- Recorded information:
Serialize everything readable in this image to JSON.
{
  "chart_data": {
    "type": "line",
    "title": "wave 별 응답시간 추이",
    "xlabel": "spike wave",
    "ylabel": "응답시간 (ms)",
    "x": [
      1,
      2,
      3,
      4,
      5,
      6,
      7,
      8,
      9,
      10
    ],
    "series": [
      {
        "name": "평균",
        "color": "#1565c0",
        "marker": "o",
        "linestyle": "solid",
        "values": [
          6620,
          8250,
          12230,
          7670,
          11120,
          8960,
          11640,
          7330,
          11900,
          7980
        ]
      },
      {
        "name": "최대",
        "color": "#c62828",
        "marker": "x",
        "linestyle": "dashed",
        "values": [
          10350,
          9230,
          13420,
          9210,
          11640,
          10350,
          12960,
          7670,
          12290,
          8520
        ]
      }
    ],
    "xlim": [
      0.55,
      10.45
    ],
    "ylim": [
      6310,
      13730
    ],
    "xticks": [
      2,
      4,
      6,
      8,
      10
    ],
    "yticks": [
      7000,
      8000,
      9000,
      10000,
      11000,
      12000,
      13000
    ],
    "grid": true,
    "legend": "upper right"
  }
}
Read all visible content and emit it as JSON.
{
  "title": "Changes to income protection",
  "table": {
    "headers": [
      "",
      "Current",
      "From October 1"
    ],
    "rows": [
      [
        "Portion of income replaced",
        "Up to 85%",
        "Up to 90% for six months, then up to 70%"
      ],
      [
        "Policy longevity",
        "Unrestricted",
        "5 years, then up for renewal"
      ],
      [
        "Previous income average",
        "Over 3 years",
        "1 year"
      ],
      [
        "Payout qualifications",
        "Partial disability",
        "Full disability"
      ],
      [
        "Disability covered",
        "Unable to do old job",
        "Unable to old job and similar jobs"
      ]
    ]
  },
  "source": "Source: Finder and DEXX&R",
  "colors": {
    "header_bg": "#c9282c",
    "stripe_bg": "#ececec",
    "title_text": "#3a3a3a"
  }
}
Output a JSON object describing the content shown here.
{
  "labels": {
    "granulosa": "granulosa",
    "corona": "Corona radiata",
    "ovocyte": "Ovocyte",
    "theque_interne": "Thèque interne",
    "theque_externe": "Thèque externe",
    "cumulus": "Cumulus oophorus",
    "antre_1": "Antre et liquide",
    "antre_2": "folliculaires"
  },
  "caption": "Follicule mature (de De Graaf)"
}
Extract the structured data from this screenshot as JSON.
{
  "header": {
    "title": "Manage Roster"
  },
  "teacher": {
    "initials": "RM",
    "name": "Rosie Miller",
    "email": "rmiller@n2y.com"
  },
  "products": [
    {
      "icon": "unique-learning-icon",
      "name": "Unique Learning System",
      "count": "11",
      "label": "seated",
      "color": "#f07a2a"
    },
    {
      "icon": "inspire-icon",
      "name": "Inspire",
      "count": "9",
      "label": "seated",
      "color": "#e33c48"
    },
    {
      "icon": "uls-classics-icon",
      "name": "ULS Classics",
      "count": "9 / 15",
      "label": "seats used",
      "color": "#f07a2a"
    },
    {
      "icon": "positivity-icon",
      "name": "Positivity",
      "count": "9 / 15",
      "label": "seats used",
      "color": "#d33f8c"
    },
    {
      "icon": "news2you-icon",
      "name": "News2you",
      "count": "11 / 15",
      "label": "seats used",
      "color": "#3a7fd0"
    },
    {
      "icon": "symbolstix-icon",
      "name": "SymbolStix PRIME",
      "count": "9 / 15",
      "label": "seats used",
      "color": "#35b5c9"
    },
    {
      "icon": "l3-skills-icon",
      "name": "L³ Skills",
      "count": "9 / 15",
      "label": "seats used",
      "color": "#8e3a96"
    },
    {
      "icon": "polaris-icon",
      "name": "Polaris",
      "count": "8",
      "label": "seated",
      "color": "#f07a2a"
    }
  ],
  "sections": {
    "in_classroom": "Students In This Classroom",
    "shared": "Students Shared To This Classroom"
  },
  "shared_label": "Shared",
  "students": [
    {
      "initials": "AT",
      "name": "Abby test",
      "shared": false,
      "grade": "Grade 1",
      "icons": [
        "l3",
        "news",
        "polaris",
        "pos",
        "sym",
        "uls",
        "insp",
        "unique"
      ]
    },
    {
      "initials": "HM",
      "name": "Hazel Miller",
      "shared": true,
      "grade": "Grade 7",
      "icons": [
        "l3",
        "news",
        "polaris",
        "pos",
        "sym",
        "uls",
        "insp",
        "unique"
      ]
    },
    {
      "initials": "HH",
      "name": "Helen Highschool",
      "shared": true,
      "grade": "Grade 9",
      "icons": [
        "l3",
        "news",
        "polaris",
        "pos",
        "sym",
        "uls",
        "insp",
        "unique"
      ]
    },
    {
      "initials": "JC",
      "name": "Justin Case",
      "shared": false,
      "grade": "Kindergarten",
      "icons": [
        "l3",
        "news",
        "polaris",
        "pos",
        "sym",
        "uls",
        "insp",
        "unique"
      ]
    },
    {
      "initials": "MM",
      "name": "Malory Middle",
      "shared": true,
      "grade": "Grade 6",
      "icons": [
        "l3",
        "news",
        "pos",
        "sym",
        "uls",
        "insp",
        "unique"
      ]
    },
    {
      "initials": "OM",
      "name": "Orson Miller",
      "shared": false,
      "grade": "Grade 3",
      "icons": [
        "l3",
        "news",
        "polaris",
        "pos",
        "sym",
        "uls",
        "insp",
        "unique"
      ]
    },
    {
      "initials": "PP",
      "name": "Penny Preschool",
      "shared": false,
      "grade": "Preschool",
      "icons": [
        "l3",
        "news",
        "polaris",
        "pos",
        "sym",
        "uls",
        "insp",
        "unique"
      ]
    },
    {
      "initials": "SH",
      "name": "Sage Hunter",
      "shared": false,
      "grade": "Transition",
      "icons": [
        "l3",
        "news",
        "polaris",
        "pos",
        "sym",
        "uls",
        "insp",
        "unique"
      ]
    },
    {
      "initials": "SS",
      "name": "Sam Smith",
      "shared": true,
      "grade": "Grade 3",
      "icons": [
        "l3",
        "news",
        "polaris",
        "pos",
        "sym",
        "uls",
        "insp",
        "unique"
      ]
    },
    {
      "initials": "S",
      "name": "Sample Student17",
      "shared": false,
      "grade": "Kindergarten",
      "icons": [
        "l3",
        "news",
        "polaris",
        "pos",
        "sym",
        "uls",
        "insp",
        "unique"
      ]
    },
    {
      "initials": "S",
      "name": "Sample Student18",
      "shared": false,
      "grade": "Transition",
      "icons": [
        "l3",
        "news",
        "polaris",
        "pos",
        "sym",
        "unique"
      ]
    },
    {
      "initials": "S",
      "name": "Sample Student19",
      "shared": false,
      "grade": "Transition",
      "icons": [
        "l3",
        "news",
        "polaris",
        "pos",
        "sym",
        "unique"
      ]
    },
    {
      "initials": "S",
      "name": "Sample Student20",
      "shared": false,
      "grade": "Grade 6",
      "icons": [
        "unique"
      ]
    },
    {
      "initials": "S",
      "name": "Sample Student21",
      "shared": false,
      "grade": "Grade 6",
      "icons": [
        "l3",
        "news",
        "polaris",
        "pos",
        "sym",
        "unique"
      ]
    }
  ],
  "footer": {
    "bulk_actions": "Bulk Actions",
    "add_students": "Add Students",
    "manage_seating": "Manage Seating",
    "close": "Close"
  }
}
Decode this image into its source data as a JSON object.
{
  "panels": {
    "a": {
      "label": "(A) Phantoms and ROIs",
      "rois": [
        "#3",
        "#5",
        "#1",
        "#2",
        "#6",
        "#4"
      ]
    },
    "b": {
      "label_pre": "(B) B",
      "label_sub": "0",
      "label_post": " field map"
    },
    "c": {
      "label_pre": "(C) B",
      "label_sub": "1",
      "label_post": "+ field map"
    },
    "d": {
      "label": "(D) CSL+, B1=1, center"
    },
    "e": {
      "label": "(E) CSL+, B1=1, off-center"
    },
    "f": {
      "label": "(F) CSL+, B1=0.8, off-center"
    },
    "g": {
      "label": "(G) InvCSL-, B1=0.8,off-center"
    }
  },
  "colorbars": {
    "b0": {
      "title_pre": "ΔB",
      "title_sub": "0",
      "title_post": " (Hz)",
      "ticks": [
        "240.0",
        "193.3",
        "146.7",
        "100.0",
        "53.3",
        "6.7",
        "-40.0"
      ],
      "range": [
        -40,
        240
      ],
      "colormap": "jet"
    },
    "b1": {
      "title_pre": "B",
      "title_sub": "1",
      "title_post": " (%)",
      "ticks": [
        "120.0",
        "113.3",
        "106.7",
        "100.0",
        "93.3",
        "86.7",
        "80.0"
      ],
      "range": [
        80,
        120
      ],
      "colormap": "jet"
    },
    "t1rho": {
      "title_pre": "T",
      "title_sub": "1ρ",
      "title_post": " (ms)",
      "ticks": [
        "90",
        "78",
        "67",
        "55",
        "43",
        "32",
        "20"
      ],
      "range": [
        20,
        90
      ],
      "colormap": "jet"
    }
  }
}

- Goal: Copy every line above that holds the word "Sample".

- The result:
      "name": "Sample Student17",
      "name": "Sample Student18",
      "name": "Sample Student19",
      "name": "Sample Student20",
      "name": "Sample Student21",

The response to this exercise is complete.